Data rows
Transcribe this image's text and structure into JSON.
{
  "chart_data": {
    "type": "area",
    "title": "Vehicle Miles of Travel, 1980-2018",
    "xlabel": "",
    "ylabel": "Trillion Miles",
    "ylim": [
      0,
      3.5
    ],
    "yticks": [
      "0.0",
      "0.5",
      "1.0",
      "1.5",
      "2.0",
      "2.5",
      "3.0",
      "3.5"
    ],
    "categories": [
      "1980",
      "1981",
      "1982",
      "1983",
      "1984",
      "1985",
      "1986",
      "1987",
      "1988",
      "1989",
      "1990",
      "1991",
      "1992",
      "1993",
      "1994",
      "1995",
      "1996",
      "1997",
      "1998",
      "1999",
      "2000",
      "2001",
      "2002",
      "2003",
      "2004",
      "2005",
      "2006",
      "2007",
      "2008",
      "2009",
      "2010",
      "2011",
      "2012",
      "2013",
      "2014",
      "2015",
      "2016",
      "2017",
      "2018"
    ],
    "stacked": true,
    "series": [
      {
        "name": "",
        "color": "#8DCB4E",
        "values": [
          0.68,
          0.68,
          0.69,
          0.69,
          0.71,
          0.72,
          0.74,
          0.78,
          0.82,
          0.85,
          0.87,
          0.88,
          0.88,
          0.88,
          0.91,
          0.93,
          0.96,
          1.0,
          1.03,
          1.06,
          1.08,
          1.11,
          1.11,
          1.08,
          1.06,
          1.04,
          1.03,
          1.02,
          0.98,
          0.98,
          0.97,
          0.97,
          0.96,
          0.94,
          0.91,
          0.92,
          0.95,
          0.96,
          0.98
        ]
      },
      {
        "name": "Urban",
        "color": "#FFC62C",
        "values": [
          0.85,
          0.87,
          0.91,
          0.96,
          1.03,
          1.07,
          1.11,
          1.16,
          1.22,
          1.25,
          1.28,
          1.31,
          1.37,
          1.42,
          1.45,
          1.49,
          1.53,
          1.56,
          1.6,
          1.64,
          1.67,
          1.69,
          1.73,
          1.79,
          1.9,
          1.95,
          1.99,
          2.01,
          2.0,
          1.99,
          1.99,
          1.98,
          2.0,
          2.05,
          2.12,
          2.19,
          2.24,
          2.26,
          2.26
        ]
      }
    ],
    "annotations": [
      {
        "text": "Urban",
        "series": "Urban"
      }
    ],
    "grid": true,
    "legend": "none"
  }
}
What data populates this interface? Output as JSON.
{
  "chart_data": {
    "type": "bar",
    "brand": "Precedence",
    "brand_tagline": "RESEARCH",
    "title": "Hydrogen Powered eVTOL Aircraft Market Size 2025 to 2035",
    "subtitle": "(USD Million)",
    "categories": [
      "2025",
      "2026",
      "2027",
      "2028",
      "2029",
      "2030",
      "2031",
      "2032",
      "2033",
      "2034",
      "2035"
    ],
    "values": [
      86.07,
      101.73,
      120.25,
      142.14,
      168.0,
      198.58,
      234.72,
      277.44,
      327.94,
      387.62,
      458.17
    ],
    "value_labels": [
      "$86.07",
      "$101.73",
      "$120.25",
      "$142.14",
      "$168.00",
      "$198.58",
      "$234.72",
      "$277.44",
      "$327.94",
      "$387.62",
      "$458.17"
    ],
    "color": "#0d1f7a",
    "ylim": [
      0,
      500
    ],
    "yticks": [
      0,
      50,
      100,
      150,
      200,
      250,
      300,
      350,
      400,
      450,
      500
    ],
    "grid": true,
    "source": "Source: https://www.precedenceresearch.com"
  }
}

Instructions for the task
How many lines of the data hold the string "JSON"? Reply with the number alone.

Output of the task
2